Raw records:
[Begin]
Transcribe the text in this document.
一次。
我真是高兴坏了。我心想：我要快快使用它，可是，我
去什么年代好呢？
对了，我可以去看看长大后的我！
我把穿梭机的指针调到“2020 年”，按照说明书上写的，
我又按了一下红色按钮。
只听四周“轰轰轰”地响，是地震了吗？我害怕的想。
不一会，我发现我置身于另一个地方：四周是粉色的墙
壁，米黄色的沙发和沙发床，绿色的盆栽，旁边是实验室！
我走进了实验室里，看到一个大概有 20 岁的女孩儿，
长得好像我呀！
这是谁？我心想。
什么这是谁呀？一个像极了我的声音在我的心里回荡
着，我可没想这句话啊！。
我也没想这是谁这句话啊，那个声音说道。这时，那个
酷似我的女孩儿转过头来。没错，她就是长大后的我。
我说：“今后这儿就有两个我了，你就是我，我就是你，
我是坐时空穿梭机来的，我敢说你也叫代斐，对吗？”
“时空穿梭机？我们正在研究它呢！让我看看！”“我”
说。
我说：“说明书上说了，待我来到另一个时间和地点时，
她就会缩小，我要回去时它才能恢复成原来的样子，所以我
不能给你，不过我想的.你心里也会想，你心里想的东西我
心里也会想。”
[End]
Send back all of the entries exactly, with nothing missing.

Transcribe the text in this document.
一次。
我真是高兴坏了。我心想：我要快快使用它，可是，我
去什么年代好呢？
对了，我可以去看看长大后的我！
我把穿梭机的指针调到“2020 年”，按照说明书上写的，
我又按了一下红色按钮。
只听四周“轰轰轰”地响，是地震了吗？我害怕的想。
不一会，我发现我置身于另一个地方：四周是粉色的墙
壁，米黄色的沙发和沙发床，绿色的盆栽，旁边是实验室！
我走进了实验室里，看到一个大概有 20 岁的女孩儿，
长得好像我呀！
这是谁？我心想。
什么这是谁呀？一个像极了我的声音在我的心里回荡
着，我可没想这句话啊！。
我也没想这是谁这句话啊，那个声音说道。这时，那个
酷似我的女孩儿转过头来。没错，她就是长大后的我。
我说：“今后这儿就有两个我了，你就是我，我就是你，
我是坐时空穿梭机来的，我敢说你也叫代斐，对吗？”
“时空穿梭机？我们正在研究它呢！让我看看！”“我”
说。
我说：“说明书上说了，待我来到另一个时间和地点时，
她就会缩小，我要回去时它才能恢复成原来的样子，所以我
不能给你，不过我想的.你心里也会想，你心里想的东西我
心里也会想。”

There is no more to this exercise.